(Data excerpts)
————————

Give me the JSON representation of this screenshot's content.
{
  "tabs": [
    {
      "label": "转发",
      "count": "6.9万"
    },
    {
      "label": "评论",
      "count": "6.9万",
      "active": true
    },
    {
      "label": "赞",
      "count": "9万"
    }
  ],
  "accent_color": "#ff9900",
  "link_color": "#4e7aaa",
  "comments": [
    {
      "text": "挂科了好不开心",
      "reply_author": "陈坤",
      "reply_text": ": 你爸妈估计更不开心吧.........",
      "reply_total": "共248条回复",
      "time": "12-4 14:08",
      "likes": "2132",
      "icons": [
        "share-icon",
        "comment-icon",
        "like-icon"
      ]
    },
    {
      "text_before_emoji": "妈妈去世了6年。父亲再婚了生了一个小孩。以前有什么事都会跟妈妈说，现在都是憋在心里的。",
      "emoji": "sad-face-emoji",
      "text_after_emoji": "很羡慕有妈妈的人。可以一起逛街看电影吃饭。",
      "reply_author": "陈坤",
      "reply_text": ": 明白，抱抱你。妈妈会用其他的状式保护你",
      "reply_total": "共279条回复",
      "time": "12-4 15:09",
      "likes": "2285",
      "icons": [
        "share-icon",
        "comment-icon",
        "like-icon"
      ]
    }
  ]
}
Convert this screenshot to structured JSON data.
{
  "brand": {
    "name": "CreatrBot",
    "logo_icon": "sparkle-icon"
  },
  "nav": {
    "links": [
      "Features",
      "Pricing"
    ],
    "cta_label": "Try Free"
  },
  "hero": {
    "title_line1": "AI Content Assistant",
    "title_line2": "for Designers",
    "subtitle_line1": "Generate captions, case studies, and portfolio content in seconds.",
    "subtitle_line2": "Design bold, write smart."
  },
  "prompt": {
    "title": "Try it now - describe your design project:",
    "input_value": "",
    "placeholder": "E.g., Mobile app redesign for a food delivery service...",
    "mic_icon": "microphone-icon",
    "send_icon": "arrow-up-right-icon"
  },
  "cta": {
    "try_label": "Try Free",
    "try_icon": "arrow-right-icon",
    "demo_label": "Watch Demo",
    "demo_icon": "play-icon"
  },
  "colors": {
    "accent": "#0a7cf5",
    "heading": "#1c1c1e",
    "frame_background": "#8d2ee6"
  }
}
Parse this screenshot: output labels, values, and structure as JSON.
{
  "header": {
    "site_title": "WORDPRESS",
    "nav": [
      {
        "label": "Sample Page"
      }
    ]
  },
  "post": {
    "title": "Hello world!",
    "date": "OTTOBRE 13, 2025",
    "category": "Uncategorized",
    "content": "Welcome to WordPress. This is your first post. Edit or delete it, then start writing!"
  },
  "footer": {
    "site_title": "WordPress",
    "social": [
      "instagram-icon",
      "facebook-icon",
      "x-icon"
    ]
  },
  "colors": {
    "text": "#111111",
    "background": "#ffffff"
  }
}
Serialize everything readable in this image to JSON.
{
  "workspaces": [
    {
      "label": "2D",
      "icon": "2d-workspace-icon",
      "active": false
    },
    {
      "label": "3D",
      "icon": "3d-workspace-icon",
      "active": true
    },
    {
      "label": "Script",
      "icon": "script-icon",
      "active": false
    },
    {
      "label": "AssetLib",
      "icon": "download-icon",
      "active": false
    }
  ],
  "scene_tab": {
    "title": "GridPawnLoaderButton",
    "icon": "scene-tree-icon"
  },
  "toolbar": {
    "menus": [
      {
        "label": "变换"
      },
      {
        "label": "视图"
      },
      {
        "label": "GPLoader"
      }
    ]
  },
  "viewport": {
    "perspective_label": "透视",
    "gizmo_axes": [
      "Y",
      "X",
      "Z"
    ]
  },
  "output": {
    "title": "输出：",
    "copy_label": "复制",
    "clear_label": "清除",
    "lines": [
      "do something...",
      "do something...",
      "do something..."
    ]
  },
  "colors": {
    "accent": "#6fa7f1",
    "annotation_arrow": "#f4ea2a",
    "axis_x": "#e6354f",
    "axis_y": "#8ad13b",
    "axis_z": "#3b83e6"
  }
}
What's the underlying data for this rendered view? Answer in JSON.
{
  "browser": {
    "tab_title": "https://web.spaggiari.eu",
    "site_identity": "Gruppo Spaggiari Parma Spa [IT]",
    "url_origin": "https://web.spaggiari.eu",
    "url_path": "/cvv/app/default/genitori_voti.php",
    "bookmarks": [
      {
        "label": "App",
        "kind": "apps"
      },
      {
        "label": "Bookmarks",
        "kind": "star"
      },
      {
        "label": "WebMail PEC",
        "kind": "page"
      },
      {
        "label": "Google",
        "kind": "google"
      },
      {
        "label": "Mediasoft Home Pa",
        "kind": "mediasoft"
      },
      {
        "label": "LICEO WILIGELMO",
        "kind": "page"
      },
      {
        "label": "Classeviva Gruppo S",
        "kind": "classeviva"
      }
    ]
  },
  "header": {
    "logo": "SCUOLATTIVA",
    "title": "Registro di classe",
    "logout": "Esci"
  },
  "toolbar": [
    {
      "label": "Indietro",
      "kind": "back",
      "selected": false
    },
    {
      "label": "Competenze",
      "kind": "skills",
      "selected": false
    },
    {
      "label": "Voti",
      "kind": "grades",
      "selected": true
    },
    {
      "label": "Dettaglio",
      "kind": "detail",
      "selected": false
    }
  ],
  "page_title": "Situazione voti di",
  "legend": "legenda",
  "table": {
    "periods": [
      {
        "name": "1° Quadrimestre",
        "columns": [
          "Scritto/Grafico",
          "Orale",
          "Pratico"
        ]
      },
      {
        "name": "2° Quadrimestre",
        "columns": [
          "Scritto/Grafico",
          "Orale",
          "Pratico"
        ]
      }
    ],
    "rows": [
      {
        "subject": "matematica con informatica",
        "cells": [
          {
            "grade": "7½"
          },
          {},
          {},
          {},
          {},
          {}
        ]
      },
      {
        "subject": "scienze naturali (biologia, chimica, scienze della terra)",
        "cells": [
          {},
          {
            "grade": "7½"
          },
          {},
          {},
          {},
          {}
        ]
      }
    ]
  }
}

————————

_INSTRUCTION_
Scan the material above for the word "post". Copy each line where it occurs.

_RESULT FOR THIS TASK_
  "post": {
    "content": "Welcome to WordPress. This is your first post. Edit or delete it, then start writing!"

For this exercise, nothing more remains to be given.